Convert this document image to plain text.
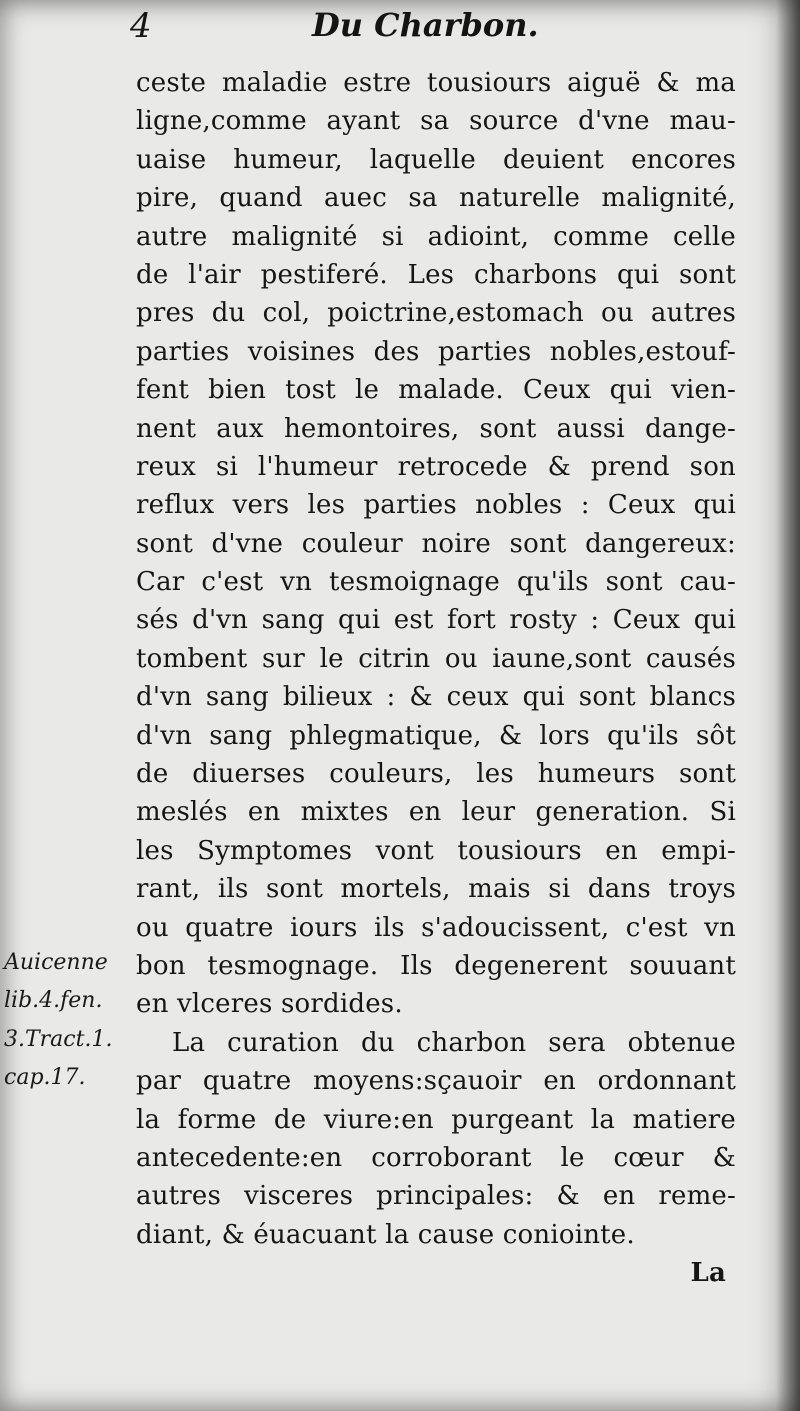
4	Du Charbon.
ceste maladie estre tousiours aiguë & ma
ligne,comme ayant sa source d'vne mau-
uaise humeur, laquelle deuient encores
pire, quand auec sa naturelle malignité,
autre malignité si adioint, comme celle
de l'air pestiferé. Les charbons qui sont
pres du col, poictrine,estomach ou autres
parties voisines des parties nobles,estouf-
fent bien tost le malade. Ceux qui vien-
nent aux hemontoires, sont aussi dange-
reux si l'humeur retrocede & prend son
reflux vers les parties nobles : Ceux qui
sont d'vne couleur noire sont dangereux:
Car c'est vn tesmoignage qu'ils sont cau-
sés d'vn sang qui est fort rosty : Ceux qui
tombent sur le citrin ou iaune,sont causés
d'vn sang bilieux : & ceux qui sont blancs
d'vn sang phlegmatique, & lors qu'ils sôt
de diuerses couleurs, les humeurs sont
meslés en mixtes en leur generation. Si
les Symptomes vont tousiours en empi-
rant, ils sont mortels, mais si dans troys
ou quatre iours ils s'adoucissent, c'est vn
bon tesmognage. Ils degenerent souuant
en vlceres sordides.
La curation du charbon sera obtenue
par quatre moyens:sçauoir en ordonnant
la forme de viure:en purgeant la matiere
antecedente:en corroborant le cœur &
autres visceres principales: & en reme-
diant, & éuacuant la cause coniointe.
La
Auicenne
lib.4.fen.
3.Tract.1.
cap.17.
....................
=== WHAT TO PRODUCE ===
Every line is to be duplicated exactly, though pictures stay out.

=== SOLVED EXERCISE ===
Convert this document image to plain text.
4	Du Charbon.
ceste maladie estre tousiours aiguë & ma
ligne,comme ayant sa source d'vne mau-
uaise humeur, laquelle deuient encores
pire, quand auec sa naturelle malignité,
autre malignité si adioint, comme celle
de l'air pestiferé. Les charbons qui sont
pres du col, poictrine,estomach ou autres
parties voisines des parties nobles,estouf-
fent bien tost le malade. Ceux qui vien-
nent aux hemontoires, sont aussi dange-
reux si l'humeur retrocede & prend son
reflux vers les parties nobles : Ceux qui
sont d'vne couleur noire sont dangereux:
Car c'est vn tesmoignage qu'ils sont cau-
sés d'vn sang qui est fort rosty : Ceux qui
tombent sur le citrin ou iaune,sont causés
d'vn sang bilieux : & ceux qui sont blancs
d'vn sang phlegmatique, & lors qu'ils sôt
de diuerses couleurs, les humeurs sont
meslés en mixtes en leur generation. Si
les Symptomes vont tousiours en empi-
rant, ils sont mortels, mais si dans troys
ou quatre iours ils s'adoucissent, c'est vn
bon tesmognage. Ils degenerent souuant
en vlceres sordides.
La curation du charbon sera obtenue
par quatre moyens:sçauoir en ordonnant
la forme de viure:en purgeant la matiere
antecedente:en corroborant le cœur &
autres visceres principales: & en reme-
diant, & éuacuant la cause coniointe.
La
Auicenne
lib.4.fen.
3.Tract.1.
cap.17.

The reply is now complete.